▸ Task prompt: In the material below, the lines containing the word "start" are required; copy each of them.

:: Input rows

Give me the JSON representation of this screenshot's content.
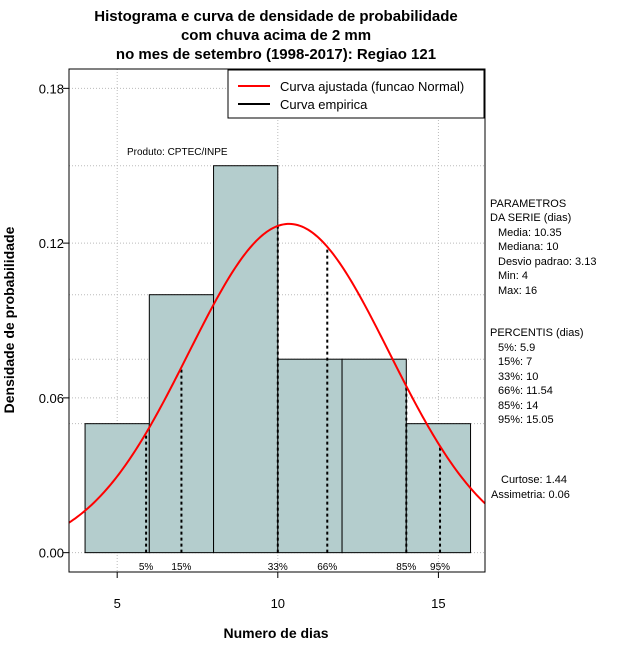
{
  "chart_data": {
    "type": "bar",
    "title": [
      "Histograma e curva de densidade de probabilidade",
      "com chuva acima de 2 mm",
      "no mes de setembro (1998-2017): Regiao 121"
    ],
    "xlabel": "Numero de dias",
    "ylabel": "Densidade de probabilidade",
    "xlim": [
      3.5,
      16.45
    ],
    "ylim": [
      -0.0075,
      0.1875
    ],
    "x_ticks": [
      5,
      10,
      15
    ],
    "x_tick_labels": [
      "5",
      "10",
      "15"
    ],
    "y_ticks": [
      0.0,
      0.06,
      0.12,
      0.18
    ],
    "y_tick_labels": [
      "0.00",
      "0.06",
      "0.12",
      "0.18"
    ],
    "bins": [
      {
        "start": 4,
        "end": 6,
        "density": 0.05
      },
      {
        "start": 6,
        "end": 8,
        "density": 0.1
      },
      {
        "start": 8,
        "end": 10,
        "density": 0.15
      },
      {
        "start": 10,
        "end": 12,
        "density": 0.075
      },
      {
        "start": 12,
        "end": 14,
        "density": 0.075
      },
      {
        "start": 14,
        "end": 16,
        "density": 0.05
      }
    ],
    "normal_fit": {
      "mean": 10.35,
      "sd": 3.13,
      "color": "#ff0000",
      "label": "Curva ajustada (funcao Normal)"
    },
    "empirical": {
      "label": "Curva empirica",
      "color": "#000000"
    },
    "bar_color": "#b4cdcd",
    "percentiles": [
      {
        "label": "5%",
        "value": 5.9
      },
      {
        "label": "15%",
        "value": 7
      },
      {
        "label": "33%",
        "value": 10
      },
      {
        "label": "66%",
        "value": 11.54
      },
      {
        "label": "85%",
        "value": 14
      },
      {
        "label": "95%",
        "value": 15.05
      }
    ],
    "credit": "Produto: CPTEC/INPE"
  },
  "side_panel": {
    "params_header_1": "PARAMETROS",
    "params_header_2": "DA SERIE (dias)",
    "params": [
      "Media: 10.35",
      "Mediana: 10",
      "Desvio padrao: 3.13",
      "Min: 4",
      "Max: 16"
    ],
    "pct_header": "PERCENTIS (dias)",
    "pct_lines": [
      "5%: 5.9",
      "15%: 7",
      "33%: 10",
      "66%: 11.54",
      "85%: 14",
      "95%: 15.05"
    ],
    "curtose": "Curtose: 1.44",
    "assimetria": "Assimetria: 0.06"
  }
}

::::

▸ Completed task:
        "start": 4,
        "start": 6,
        "start": 8,
        "start": 10,
        "start": 12,
        "start": 14,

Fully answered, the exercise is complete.